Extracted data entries
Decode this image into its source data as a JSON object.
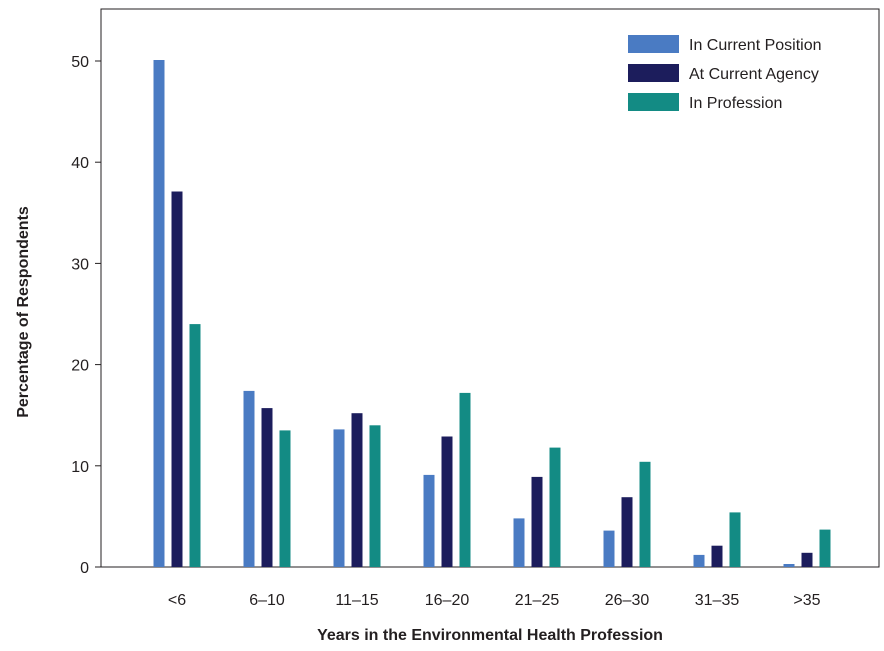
{
  "chart_data": {
    "type": "bar",
    "title": "",
    "xlabel": "Years in the Environmental Health Profession",
    "ylabel": "Percentage of Respondents",
    "categories": [
      "<6",
      "6–10",
      "11–15",
      "16–20",
      "21–25",
      "26–30",
      "31–35",
      ">35"
    ],
    "ylim": [
      0,
      55
    ],
    "yticks": [
      0,
      10,
      20,
      30,
      40,
      50
    ],
    "legend_position": "top-right",
    "grid": false,
    "series": [
      {
        "name": "In Current Position",
        "color": "#4a7bc3",
        "values": [
          50.1,
          17.4,
          13.6,
          9.1,
          4.8,
          3.6,
          1.2,
          0.3
        ]
      },
      {
        "name": "At Current Agency",
        "color": "#1c1d5c",
        "values": [
          37.1,
          15.7,
          15.2,
          12.9,
          8.9,
          6.9,
          2.1,
          1.4
        ]
      },
      {
        "name": "In Profession",
        "color": "#138b84",
        "values": [
          24.0,
          13.5,
          14.0,
          17.2,
          11.8,
          10.4,
          5.4,
          3.7
        ]
      }
    ]
  }
}
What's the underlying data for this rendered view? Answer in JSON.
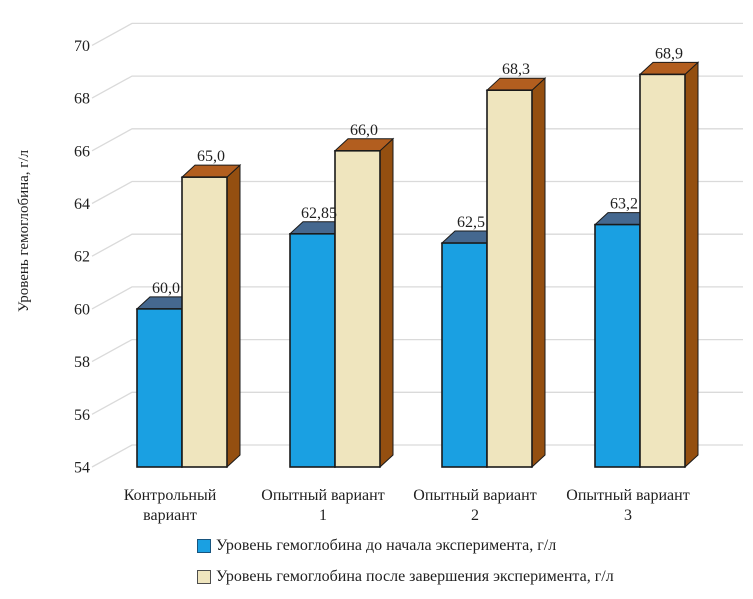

What is expected
All of the lines above should be retyped precisely, apart from the pictures.

The output
Decode this image into its source data as a JSON object.
{
  "chart_data": {
    "type": "bar",
    "title": "",
    "xlabel": "Years in the Environmental Health Profession",
    "ylabel": "Percentage of Respondents",
    "categories": [
      "<6",
      "6–10",
      "11–15",
      "16–20",
      "21–25",
      "26–30",
      "31–35",
      ">35"
    ],
    "ylim": [
      0,
      55
    ],
    "yticks": [
      0,
      10,
      20,
      30,
      40,
      50
    ],
    "legend_position": "top-right",
    "grid": false,
    "series": [
      {
        "name": "In Current Position",
        "color": "#4a7bc3",
        "values": [
          50.1,
          17.4,
          13.6,
          9.1,
          4.8,
          3.6,
          1.2,
          0.3
        ]
      },
      {
        "name": "At Current Agency",
        "color": "#1c1d5c",
        "values": [
          37.1,
          15.7,
          15.2,
          12.9,
          8.9,
          6.9,
          2.1,
          1.4
        ]
      },
      {
        "name": "In Profession",
        "color": "#138b84",
        "values": [
          24.0,
          13.5,
          14.0,
          17.2,
          11.8,
          10.4,
          5.4,
          3.7
        ]
      }
    ]
  }
}
What's the underlying data for this rendered view? Answer in JSON.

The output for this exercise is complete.